### GIVEN EXERCISE
Select and copy out every line in the records containing "Stone".

# Start of RECORDS

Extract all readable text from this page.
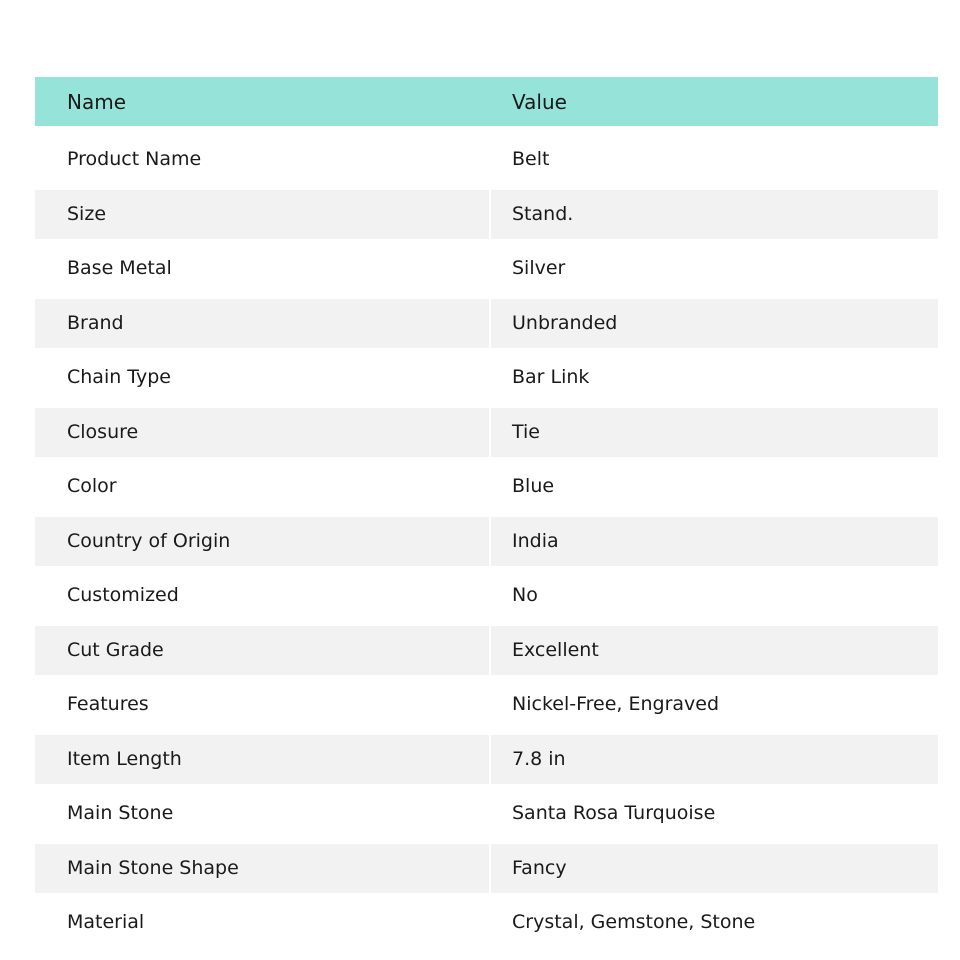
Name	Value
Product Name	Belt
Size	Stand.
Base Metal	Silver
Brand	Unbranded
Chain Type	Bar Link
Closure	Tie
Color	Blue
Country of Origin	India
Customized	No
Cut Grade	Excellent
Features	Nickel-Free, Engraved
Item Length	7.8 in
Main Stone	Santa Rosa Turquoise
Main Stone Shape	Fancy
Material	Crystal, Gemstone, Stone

# End of RECORDS
# Start of RECORDS

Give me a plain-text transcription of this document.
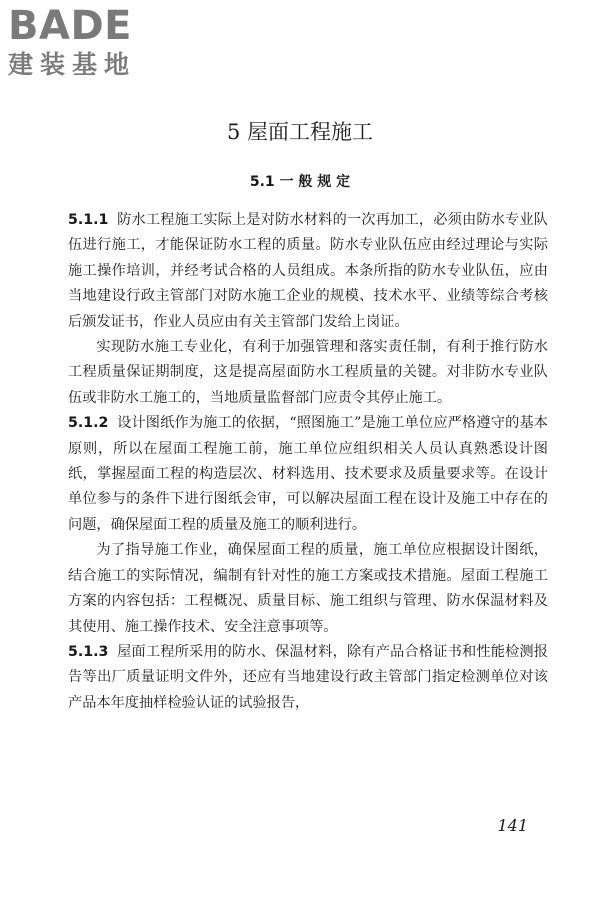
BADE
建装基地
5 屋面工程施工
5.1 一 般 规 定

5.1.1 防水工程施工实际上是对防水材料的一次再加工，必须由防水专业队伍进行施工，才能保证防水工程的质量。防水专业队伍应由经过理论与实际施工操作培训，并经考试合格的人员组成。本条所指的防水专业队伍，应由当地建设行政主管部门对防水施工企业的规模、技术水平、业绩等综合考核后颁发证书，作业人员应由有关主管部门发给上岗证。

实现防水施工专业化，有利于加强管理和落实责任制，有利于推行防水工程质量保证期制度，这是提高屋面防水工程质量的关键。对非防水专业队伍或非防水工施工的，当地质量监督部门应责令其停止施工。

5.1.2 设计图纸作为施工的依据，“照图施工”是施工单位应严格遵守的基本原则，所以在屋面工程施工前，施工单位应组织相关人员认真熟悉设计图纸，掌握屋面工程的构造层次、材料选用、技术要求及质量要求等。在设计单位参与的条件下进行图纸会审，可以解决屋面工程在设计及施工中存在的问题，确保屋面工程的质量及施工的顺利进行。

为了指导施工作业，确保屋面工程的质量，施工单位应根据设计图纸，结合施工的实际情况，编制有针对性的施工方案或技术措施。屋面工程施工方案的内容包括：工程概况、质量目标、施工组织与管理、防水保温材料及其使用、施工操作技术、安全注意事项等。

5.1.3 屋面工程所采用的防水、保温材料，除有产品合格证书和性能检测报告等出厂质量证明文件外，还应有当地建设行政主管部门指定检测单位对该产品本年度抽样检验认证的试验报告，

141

# End of RECORDS

### TASK RESULT
Main Stone	Santa Rosa Turquoise
Main Stone Shape	Fancy
Material	Crystal, Gemstone, Stone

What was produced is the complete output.